## [What you will do]
Below is a block of records. Copy every line in it that contains the word "Acad".

(Stored items)
(begin)

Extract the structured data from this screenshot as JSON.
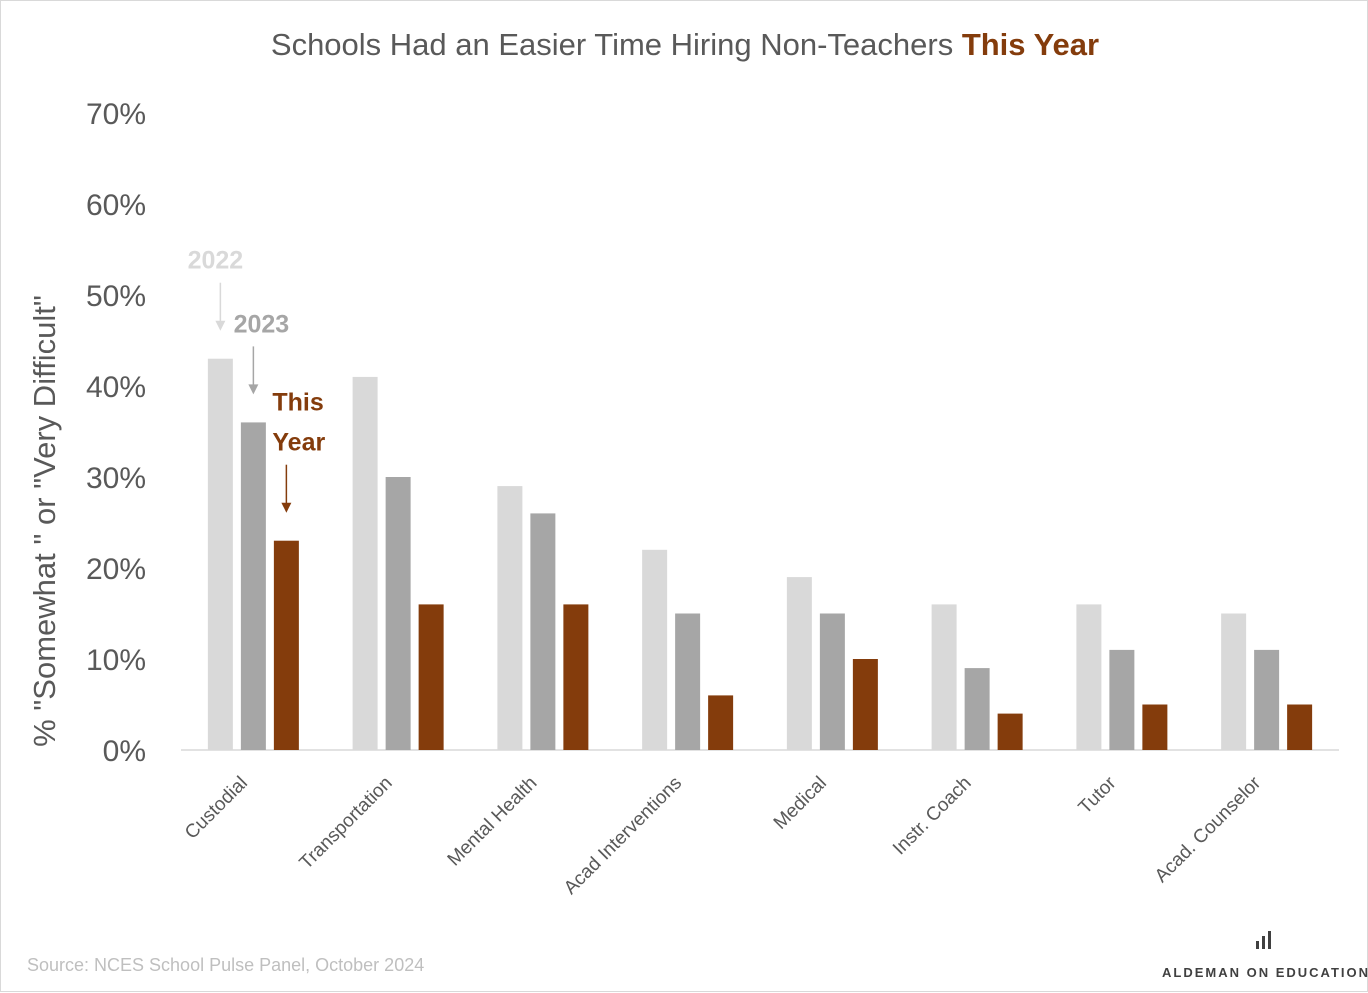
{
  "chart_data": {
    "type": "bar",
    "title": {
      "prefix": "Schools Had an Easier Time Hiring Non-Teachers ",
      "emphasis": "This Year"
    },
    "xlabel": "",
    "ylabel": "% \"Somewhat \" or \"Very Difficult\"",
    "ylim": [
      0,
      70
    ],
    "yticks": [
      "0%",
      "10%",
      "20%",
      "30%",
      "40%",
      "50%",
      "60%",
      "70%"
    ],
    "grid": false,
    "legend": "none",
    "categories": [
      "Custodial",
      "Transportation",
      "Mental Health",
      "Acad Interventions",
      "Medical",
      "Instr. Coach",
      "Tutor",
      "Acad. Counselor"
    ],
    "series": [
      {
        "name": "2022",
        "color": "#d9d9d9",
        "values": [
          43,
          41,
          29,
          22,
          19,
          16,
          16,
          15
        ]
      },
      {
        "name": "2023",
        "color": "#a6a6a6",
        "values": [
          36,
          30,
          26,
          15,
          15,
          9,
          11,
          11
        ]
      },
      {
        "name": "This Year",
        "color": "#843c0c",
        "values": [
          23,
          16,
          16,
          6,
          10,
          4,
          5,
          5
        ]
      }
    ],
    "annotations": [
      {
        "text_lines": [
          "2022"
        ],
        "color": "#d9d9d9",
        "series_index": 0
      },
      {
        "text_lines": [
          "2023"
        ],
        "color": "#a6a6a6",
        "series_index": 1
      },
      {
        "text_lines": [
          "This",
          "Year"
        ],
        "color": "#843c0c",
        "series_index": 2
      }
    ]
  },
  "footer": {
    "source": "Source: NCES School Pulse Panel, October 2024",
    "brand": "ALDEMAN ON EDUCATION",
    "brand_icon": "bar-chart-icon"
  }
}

(end)

## [The solution]
      "Acad Interventions",
      "Acad. Counselor"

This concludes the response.